» **Written request**:
Copy every line of the listing exactly.

Recorded data:
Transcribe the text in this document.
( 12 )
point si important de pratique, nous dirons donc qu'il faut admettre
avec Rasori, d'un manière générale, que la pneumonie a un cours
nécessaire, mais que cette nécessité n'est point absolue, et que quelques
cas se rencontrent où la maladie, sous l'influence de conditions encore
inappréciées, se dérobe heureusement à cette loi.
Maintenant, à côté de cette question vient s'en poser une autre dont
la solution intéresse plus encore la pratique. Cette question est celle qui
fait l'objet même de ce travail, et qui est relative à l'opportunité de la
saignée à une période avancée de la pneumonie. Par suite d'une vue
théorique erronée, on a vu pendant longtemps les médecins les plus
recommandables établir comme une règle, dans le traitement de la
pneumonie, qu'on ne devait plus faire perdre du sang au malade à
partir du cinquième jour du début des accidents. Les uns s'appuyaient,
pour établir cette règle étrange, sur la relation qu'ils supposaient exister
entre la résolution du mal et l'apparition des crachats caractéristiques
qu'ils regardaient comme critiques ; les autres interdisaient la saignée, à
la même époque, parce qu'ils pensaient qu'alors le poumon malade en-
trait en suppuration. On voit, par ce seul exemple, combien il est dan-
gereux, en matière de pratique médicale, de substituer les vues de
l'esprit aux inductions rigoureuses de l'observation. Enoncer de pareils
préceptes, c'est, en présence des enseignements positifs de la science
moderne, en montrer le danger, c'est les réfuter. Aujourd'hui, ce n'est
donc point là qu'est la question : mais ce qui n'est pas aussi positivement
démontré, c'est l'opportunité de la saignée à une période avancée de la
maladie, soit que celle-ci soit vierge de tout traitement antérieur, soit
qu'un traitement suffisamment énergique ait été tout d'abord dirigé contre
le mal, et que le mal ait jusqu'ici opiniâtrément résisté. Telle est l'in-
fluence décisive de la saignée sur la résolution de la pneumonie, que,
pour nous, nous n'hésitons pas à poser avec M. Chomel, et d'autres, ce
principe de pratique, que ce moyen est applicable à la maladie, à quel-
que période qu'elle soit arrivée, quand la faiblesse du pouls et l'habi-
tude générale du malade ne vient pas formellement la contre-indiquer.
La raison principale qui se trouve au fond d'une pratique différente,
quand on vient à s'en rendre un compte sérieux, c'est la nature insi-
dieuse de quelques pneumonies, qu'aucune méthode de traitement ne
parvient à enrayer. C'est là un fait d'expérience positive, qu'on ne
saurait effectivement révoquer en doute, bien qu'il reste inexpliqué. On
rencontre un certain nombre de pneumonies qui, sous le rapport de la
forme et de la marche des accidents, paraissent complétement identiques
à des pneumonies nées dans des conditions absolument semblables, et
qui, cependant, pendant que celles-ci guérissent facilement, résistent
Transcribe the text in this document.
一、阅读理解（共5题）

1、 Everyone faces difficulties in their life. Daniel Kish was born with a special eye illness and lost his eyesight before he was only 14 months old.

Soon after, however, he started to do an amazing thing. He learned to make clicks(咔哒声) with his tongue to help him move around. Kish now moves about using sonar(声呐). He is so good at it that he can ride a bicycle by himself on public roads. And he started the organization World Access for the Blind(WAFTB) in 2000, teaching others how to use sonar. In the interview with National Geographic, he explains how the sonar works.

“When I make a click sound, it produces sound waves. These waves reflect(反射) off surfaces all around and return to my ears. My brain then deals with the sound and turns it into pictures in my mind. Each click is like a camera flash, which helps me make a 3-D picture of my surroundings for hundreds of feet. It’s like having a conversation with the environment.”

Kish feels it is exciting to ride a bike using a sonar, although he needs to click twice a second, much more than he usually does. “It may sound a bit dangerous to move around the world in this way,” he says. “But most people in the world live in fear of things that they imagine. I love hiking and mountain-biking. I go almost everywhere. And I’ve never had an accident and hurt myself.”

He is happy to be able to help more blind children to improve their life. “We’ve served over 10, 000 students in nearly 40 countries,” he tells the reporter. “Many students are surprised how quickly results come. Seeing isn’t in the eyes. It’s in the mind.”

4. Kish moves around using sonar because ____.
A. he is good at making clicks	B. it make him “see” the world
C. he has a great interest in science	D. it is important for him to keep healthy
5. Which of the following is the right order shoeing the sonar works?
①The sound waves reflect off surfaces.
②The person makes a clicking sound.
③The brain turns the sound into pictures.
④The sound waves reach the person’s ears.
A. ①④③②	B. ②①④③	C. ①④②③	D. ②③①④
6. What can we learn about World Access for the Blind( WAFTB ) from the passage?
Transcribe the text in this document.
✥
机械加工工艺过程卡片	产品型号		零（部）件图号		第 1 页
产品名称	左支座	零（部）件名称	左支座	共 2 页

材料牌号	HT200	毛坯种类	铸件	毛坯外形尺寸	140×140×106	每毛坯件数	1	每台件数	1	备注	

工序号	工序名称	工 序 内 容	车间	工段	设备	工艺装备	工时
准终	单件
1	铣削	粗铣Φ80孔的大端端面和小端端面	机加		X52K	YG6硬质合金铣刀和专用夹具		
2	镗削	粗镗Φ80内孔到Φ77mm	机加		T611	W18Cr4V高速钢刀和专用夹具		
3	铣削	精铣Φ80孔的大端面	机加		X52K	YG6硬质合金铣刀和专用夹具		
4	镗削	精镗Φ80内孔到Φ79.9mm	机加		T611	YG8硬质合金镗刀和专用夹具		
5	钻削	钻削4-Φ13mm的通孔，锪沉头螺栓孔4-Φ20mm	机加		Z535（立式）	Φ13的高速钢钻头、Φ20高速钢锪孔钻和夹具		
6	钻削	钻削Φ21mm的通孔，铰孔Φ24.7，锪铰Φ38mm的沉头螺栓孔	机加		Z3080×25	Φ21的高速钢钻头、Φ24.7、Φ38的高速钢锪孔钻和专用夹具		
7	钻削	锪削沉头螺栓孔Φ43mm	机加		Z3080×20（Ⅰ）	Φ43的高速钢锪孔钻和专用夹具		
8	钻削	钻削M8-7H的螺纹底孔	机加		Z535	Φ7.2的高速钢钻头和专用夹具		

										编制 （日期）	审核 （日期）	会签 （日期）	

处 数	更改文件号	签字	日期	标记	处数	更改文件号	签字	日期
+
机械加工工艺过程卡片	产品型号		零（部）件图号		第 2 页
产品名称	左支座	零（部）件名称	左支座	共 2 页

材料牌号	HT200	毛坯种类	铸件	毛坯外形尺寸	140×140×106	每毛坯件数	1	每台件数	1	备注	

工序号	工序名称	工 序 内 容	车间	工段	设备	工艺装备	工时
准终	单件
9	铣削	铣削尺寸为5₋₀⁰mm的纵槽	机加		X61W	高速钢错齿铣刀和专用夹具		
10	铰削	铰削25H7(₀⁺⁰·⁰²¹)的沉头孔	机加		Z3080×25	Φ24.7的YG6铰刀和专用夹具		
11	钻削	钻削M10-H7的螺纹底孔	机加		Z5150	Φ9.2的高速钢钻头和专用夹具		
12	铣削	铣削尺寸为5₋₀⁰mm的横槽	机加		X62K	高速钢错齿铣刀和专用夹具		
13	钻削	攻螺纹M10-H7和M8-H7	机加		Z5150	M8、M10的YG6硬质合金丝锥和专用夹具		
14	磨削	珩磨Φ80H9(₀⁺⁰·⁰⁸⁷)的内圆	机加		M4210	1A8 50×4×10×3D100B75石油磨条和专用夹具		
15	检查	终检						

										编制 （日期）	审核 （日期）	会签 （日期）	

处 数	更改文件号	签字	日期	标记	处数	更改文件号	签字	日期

» **The solution**:
Transcribe the text in this document.
( 12 )
point si important de pratique, nous dirons donc qu'il faut admettre
avec Rasori, d'un manière générale, que la pneumonie a un cours
nécessaire, mais que cette nécessité n'est point absolue, et que quelques
cas se rencontrent où la maladie, sous l'influence de conditions encore
inappréciées, se dérobe heureusement à cette loi.
Maintenant, à côté de cette question vient s'en poser une autre dont
la solution intéresse plus encore la pratique. Cette question est celle qui
fait l'objet même de ce travail, et qui est relative à l'opportunité de la
saignée à une période avancée de la pneumonie. Par suite d'une vue
théorique erronée, on a vu pendant longtemps les médecins les plus
recommandables établir comme une règle, dans le traitement de la
pneumonie, qu'on ne devait plus faire perdre du sang au malade à
partir du cinquième jour du début des accidents. Les uns s'appuyaient,
pour établir cette règle étrange, sur la relation qu'ils supposaient exister
entre la résolution du mal et l'apparition des crachats caractéristiques
qu'ils regardaient comme critiques ; les autres interdisaient la saignée, à
la même époque, parce qu'ils pensaient qu'alors le poumon malade en-
trait en suppuration. On voit, par ce seul exemple, combien il est dan-
gereux, en matière de pratique médicale, de substituer les vues de
l'esprit aux inductions rigoureuses de l'observation. Enoncer de pareils
préceptes, c'est, en présence des enseignements positifs de la science
moderne, en montrer le danger, c'est les réfuter. Aujourd'hui, ce n'est
donc point là qu'est la question : mais ce qui n'est pas aussi positivement
démontré, c'est l'opportunité de la saignée à une période avancée de la
maladie, soit que celle-ci soit vierge de tout traitement antérieur, soit
qu'un traitement suffisamment énergique ait été tout d'abord dirigé contre
le mal, et que le mal ait jusqu'ici opiniâtrément résisté. Telle est l'in-
fluence décisive de la saignée sur la résolution de la pneumonie, que,
pour nous, nous n'hésitons pas à poser avec M. Chomel, et d'autres, ce
principe de pratique, que ce moyen est applicable à la maladie, à quel-
que période qu'elle soit arrivée, quand la faiblesse du pouls et l'habi-
tude générale du malade ne vient pas formellement la contre-indiquer.
La raison principale qui se trouve au fond d'une pratique différente,
quand on vient à s'en rendre un compte sérieux, c'est la nature insi-
dieuse de quelques pneumonies, qu'aucune méthode de traitement ne
parvient à enrayer. C'est là un fait d'expérience positive, qu'on ne
saurait effectivement révoquer en doute, bien qu'il reste inexpliqué. On
rencontre un certain nombre de pneumonies qui, sous le rapport de la
forme et de la marche des accidents, paraissent complétement identiques
à des pneumonies nées dans des conditions absolument semblables, et
qui, cependant, pendant que celles-ci guérissent facilement, résistent
Transcribe the text in this document.
一、阅读理解（共5题）

1、 Everyone faces difficulties in their life. Daniel Kish was born with a special eye illness and lost his eyesight before he was only 14 months old.

Soon after, however, he started to do an amazing thing. He learned to make clicks(咔哒声) with his tongue to help him move around. Kish now moves about using sonar(声呐). He is so good at it that he can ride a bicycle by himself on public roads. And he started the organization World Access for the Blind(WAFTB) in 2000, teaching others how to use sonar. In the interview with National Geographic, he explains how the sonar works.

“When I make a click sound, it produces sound waves. These waves reflect(反射) off surfaces all around and return to my ears. My brain then deals with the sound and turns it into pictures in my mind. Each click is like a camera flash, which helps me make a 3-D picture of my surroundings for hundreds of feet. It’s like having a conversation with the environment.”

Kish feels it is exciting to ride a bike using a sonar, although he needs to click twice a second, much more than he usually does. “It may sound a bit dangerous to move around the world in this way,” he says. “But most people in the world live in fear of things that they imagine. I love hiking and mountain-biking. I go almost everywhere. And I’ve never had an accident and hurt myself.”

He is happy to be able to help more blind children to improve their life. “We’ve served over 10, 000 students in nearly 40 countries,” he tells the reporter. “Many students are surprised how quickly results come. Seeing isn’t in the eyes. It’s in the mind.”

4. Kish moves around using sonar because ____.
A. he is good at making clicks	B. it make him “see” the world
C. he has a great interest in science	D. it is important for him to keep healthy
5. Which of the following is the right order shoeing the sonar works?
①The sound waves reflect off surfaces.
②The person makes a clicking sound.
③The brain turns the sound into pictures.
④The sound waves reach the person’s ears.
A. ①④③②	B. ②①④③	C. ①④②③	D. ②③①④
6. What can we learn about World Access for the Blind( WAFTB ) from the passage?
Transcribe the text in this document.
✥
机械加工工艺过程卡片	产品型号		零（部）件图号		第 1 页
产品名称	左支座	零（部）件名称	左支座	共 2 页

材料牌号	HT200	毛坯种类	铸件	毛坯外形尺寸	140×140×106	每毛坯件数	1	每台件数	1	备注	

工序号	工序名称	工 序 内 容	车间	工段	设备	工艺装备	工时
准终	单件
1	铣削	粗铣Φ80孔的大端端面和小端端面	机加		X52K	YG6硬质合金铣刀和专用夹具		
2	镗削	粗镗Φ80内孔到Φ77mm	机加		T611	W18Cr4V高速钢刀和专用夹具		
3	铣削	精铣Φ80孔的大端面	机加		X52K	YG6硬质合金铣刀和专用夹具		
4	镗削	精镗Φ80内孔到Φ79.9mm	机加		T611	YG8硬质合金镗刀和专用夹具		
5	钻削	钻削4-Φ13mm的通孔，锪沉头螺栓孔4-Φ20mm	机加		Z535（立式）	Φ13的高速钢钻头、Φ20高速钢锪孔钻和夹具		
6	钻削	钻削Φ21mm的通孔，铰孔Φ24.7，锪铰Φ38mm的沉头螺栓孔	机加		Z3080×25	Φ21的高速钢钻头、Φ24.7、Φ38的高速钢锪孔钻和专用夹具		
7	钻削	锪削沉头螺栓孔Φ43mm	机加		Z3080×20（Ⅰ）	Φ43的高速钢锪孔钻和专用夹具		
8	钻削	钻削M8-7H的螺纹底孔	机加		Z535	Φ7.2的高速钢钻头和专用夹具		

										编制 （日期）	审核 （日期）	会签 （日期）	

处 数	更改文件号	签字	日期	标记	处数	更改文件号	签字	日期
+
机械加工工艺过程卡片	产品型号		零（部）件图号		第 2 页
产品名称	左支座	零（部）件名称	左支座	共 2 页

材料牌号	HT200	毛坯种类	铸件	毛坯外形尺寸	140×140×106	每毛坯件数	1	每台件数	1	备注	

工序号	工序名称	工 序 内 容	车间	工段	设备	工艺装备	工时
准终	单件
9	铣削	铣削尺寸为5₋₀⁰mm的纵槽	机加		X61W	高速钢错齿铣刀和专用夹具		
10	铰削	铰削25H7(₀⁺⁰·⁰²¹)的沉头孔	机加		Z3080×25	Φ24.7的YG6铰刀和专用夹具		
11	钻削	钻削M10-H7的螺纹底孔	机加		Z5150	Φ9.2的高速钢钻头和专用夹具		
12	铣削	铣削尺寸为5₋₀⁰mm的横槽	机加		X62K	高速钢错齿铣刀和专用夹具		
13	钻削	攻螺纹M10-H7和M8-H7	机加		Z5150	M8、M10的YG6硬质合金丝锥和专用夹具		
14	磨削	珩磨Φ80H9(₀⁺⁰·⁰⁸⁷)的内圆	机加		M4210	1A8 50×4×10×3D100B75石油磨条和专用夹具		
15	检查	终检						

										编制 （日期）	审核 （日期）	会签 （日期）	

处 数	更改文件号	签字	日期	标记	处数	更改文件号	签字	日期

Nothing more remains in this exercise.